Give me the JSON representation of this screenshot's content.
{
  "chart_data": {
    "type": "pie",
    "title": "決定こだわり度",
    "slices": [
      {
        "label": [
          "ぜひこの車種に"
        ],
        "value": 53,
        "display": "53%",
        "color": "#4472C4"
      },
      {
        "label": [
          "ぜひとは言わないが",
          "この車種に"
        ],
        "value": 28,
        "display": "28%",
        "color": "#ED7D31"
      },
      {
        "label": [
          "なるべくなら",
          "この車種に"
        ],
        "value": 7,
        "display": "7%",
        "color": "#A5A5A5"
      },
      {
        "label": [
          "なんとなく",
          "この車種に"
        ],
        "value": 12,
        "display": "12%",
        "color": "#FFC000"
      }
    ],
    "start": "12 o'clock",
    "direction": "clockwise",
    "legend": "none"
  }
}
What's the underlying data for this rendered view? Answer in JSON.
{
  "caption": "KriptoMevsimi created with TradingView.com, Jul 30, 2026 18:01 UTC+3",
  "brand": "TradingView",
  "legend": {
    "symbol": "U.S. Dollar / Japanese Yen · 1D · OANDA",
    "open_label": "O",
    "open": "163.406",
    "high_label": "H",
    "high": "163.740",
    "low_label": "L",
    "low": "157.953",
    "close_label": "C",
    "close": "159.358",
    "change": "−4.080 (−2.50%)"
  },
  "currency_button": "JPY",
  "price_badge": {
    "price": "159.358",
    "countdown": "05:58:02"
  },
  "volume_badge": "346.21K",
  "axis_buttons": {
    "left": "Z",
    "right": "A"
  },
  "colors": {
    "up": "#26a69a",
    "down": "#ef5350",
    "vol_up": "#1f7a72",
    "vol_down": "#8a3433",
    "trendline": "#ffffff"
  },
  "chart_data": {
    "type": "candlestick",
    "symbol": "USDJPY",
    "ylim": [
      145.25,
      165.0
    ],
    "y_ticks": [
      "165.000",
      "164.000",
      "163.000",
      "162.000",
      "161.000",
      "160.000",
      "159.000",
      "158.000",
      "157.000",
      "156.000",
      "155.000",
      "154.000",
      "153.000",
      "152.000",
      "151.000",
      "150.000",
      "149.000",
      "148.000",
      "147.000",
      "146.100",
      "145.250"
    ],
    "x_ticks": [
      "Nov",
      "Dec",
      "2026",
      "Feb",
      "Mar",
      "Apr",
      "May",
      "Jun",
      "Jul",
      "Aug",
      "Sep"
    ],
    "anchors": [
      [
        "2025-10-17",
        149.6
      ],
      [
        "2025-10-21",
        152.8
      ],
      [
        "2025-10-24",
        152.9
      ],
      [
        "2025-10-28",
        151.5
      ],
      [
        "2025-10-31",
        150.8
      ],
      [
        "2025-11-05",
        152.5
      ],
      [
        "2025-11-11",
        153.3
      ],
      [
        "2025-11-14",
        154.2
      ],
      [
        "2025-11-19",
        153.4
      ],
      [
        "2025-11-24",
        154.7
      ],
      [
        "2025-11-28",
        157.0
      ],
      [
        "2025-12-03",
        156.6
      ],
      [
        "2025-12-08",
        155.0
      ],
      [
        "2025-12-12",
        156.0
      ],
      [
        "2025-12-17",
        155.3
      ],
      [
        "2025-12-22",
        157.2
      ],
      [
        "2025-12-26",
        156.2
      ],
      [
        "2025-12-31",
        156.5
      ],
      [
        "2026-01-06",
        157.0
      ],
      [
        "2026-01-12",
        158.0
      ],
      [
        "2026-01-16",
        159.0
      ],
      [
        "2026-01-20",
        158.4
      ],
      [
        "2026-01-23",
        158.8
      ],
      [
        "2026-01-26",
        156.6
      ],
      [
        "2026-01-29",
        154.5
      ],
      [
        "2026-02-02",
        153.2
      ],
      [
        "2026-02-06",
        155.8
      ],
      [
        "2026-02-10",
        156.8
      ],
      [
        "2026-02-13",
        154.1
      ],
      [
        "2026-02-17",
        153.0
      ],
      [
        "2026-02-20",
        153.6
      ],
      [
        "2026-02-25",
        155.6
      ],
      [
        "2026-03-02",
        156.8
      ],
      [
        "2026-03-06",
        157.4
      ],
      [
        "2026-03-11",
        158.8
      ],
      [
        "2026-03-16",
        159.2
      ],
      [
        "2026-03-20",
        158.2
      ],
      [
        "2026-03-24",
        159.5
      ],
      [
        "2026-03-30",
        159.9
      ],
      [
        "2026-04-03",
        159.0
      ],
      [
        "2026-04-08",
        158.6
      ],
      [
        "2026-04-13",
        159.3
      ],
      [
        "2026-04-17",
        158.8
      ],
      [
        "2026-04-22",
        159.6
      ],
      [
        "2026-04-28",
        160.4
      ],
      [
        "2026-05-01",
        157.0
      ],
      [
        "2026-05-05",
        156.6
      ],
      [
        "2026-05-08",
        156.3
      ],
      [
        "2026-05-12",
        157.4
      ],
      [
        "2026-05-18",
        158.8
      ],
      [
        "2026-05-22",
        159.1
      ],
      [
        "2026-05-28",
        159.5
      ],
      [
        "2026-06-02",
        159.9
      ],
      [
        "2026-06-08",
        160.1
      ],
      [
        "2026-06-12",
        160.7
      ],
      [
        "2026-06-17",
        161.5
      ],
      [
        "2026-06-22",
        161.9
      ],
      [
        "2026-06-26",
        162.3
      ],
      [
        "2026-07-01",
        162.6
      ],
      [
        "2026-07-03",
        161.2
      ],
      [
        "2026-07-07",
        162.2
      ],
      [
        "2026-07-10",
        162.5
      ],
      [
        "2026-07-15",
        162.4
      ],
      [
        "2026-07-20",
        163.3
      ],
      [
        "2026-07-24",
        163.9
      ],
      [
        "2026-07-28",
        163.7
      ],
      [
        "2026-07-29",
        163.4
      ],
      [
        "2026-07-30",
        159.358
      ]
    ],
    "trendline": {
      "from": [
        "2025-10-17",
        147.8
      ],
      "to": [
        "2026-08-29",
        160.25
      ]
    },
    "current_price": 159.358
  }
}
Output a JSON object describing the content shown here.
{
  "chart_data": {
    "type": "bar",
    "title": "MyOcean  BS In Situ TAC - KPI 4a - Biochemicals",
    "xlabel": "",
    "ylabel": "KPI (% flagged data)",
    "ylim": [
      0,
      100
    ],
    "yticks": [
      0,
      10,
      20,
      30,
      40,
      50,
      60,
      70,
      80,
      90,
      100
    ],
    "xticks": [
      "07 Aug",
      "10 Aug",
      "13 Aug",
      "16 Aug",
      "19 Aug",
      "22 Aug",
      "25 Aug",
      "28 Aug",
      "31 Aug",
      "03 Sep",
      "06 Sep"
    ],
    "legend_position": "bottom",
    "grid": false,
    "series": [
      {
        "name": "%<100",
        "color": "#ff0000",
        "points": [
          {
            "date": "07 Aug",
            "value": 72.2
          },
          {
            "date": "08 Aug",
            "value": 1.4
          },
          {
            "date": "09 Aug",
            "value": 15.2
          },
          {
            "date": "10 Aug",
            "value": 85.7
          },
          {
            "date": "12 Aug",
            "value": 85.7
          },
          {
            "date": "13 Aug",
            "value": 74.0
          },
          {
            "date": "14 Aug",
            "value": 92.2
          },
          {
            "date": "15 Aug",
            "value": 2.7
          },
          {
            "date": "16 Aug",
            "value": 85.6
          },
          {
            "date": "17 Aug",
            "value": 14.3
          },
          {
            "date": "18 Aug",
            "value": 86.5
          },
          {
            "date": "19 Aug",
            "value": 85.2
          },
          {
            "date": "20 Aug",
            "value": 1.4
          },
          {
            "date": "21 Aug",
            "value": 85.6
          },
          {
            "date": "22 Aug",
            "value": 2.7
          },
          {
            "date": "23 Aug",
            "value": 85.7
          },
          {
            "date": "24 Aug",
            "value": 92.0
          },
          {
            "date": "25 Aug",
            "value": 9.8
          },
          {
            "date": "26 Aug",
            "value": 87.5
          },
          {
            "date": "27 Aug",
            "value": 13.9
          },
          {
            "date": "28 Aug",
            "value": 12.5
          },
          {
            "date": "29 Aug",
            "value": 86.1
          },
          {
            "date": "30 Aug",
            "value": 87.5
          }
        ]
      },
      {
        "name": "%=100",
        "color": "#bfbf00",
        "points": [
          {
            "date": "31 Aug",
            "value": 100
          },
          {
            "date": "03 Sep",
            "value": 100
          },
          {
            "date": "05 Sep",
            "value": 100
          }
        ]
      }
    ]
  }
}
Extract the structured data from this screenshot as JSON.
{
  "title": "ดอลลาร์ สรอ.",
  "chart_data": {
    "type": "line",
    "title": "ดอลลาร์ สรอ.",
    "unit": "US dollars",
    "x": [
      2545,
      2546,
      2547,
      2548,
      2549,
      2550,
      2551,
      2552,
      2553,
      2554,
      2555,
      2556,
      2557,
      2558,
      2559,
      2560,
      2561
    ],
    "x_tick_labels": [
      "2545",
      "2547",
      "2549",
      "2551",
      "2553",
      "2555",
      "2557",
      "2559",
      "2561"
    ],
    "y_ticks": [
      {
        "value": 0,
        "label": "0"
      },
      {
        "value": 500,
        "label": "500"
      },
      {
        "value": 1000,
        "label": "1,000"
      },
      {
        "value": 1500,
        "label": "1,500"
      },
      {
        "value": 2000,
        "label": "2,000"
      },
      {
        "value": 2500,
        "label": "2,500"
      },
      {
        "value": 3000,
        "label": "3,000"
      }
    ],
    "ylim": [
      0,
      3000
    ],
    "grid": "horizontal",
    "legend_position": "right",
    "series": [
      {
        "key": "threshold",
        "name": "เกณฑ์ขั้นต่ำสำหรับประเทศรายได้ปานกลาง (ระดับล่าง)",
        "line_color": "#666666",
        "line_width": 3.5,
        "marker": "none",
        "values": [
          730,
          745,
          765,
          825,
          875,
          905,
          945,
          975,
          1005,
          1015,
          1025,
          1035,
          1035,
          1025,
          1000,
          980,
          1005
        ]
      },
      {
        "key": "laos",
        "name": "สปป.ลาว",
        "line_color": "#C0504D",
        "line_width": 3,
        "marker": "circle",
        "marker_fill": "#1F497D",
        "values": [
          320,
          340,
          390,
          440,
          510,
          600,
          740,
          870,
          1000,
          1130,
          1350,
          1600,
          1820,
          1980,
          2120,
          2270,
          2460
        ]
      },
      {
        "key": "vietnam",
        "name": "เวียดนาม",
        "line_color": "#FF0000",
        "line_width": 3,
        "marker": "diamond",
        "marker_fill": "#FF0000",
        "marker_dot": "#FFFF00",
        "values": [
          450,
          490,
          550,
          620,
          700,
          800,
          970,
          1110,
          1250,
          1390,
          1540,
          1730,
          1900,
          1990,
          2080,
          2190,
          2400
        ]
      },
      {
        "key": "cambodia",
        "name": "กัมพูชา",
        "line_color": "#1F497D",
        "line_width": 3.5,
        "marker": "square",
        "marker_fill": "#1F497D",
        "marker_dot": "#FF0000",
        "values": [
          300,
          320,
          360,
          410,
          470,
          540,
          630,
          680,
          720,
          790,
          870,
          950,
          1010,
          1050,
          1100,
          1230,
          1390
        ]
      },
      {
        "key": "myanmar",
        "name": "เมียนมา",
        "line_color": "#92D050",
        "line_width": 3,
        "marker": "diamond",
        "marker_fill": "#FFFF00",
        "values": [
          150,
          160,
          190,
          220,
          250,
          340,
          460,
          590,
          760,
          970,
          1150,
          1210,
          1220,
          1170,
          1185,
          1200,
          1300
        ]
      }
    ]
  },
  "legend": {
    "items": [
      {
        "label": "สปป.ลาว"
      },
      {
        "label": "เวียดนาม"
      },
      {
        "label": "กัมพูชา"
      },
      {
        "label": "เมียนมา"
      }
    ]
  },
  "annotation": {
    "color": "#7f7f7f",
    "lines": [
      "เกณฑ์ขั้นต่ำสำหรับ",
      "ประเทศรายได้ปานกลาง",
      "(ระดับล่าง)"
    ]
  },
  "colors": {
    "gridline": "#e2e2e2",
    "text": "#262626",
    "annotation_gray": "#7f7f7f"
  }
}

········

Objective:
Copy out every line that includes the word "title".

Task solution:
    "title": "決定こだわり度",
    "title": "MyOcean  BS In Situ TAC - KPI 4a - Biochemicals",
  "title": "ดอลลาร์ สรอ.",
    "title": "ดอลลาร์ สรอ.",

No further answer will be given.